## START

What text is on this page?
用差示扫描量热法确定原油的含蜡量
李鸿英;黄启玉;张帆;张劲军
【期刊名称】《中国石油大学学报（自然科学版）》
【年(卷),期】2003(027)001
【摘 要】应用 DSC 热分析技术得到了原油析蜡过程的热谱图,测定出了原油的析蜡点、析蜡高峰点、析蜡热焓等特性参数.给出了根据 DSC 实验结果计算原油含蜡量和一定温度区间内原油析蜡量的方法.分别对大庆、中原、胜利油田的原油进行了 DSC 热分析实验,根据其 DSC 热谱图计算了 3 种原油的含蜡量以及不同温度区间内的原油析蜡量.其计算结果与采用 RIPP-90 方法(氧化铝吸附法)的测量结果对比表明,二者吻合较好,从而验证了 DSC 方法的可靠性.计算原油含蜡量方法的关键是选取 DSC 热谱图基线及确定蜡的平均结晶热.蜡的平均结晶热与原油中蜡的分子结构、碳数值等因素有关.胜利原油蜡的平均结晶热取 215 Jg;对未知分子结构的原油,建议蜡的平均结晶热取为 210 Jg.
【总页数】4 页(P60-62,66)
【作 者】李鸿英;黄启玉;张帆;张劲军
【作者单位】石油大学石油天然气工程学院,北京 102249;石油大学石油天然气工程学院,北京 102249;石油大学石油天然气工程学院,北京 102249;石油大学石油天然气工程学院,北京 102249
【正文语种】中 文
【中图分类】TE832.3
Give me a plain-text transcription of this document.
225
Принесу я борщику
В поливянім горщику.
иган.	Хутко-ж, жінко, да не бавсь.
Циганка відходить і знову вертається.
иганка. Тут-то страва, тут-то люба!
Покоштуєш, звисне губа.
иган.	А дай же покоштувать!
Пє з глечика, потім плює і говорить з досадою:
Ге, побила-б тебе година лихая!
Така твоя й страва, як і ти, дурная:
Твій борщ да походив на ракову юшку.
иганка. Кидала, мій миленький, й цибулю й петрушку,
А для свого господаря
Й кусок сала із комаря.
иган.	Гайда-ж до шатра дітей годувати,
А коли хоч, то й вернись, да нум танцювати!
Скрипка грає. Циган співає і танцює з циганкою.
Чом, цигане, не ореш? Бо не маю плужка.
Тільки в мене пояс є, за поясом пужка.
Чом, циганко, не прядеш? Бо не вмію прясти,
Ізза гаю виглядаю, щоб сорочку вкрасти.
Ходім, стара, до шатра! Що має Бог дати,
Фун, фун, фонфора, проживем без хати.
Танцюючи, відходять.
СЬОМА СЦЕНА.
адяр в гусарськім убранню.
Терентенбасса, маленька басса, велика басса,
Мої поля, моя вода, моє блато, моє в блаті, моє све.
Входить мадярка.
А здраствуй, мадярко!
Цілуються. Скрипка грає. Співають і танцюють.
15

## END

> What is asked
Hand back the material above in full, exactly as written.

> Task solution
What text is on this page?
用差示扫描量热法确定原油的含蜡量
李鸿英;黄启玉;张帆;张劲军
【期刊名称】《中国石油大学学报（自然科学版）》
【年(卷),期】2003(027)001
【摘 要】应用 DSC 热分析技术得到了原油析蜡过程的热谱图,测定出了原油的析蜡点、析蜡高峰点、析蜡热焓等特性参数.给出了根据 DSC 实验结果计算原油含蜡量和一定温度区间内原油析蜡量的方法.分别对大庆、中原、胜利油田的原油进行了 DSC 热分析实验,根据其 DSC 热谱图计算了 3 种原油的含蜡量以及不同温度区间内的原油析蜡量.其计算结果与采用 RIPP-90 方法(氧化铝吸附法)的测量结果对比表明,二者吻合较好,从而验证了 DSC 方法的可靠性.计算原油含蜡量方法的关键是选取 DSC 热谱图基线及确定蜡的平均结晶热.蜡的平均结晶热与原油中蜡的分子结构、碳数值等因素有关.胜利原油蜡的平均结晶热取 215 Jg;对未知分子结构的原油,建议蜡的平均结晶热取为 210 Jg.
【总页数】4 页(P60-62,66)
【作 者】李鸿英;黄启玉;张帆;张劲军
【作者单位】石油大学石油天然气工程学院,北京 102249;石油大学石油天然气工程学院,北京 102249;石油大学石油天然气工程学院,北京 102249;石油大学石油天然气工程学院,北京 102249
【正文语种】中 文
【中图分类】TE832.3
Give me a plain-text transcription of this document.
225
Принесу я борщику
В поливянім горщику.
иган.	Хутко-ж, жінко, да не бавсь.
Циганка відходить і знову вертається.
иганка. Тут-то страва, тут-то люба!
Покоштуєш, звисне губа.
иган.	А дай же покоштувать!
Пє з глечика, потім плює і говорить з досадою:
Ге, побила-б тебе година лихая!
Така твоя й страва, як і ти, дурная:
Твій борщ да походив на ракову юшку.
иганка. Кидала, мій миленький, й цибулю й петрушку,
А для свого господаря
Й кусок сала із комаря.
иган.	Гайда-ж до шатра дітей годувати,
А коли хоч, то й вернись, да нум танцювати!
Скрипка грає. Циган співає і танцює з циганкою.
Чом, цигане, не ореш? Бо не маю плужка.
Тільки в мене пояс є, за поясом пужка.
Чом, циганко, не прядеш? Бо не вмію прясти,
Ізза гаю виглядаю, щоб сорочку вкрасти.
Ходім, стара, до шатра! Що має Бог дати,
Фун, фун, фонфора, проживем без хати.
Танцюючи, відходять.
СЬОМА СЦЕНА.
адяр в гусарськім убранню.
Терентенбасса, маленька басса, велика басса,
Мої поля, моя вода, моє блато, моє в блаті, моє све.
Входить мадярка.
А здраствуй, мадярко!
Цілуються. Скрипка грає. Співають і танцюють.
15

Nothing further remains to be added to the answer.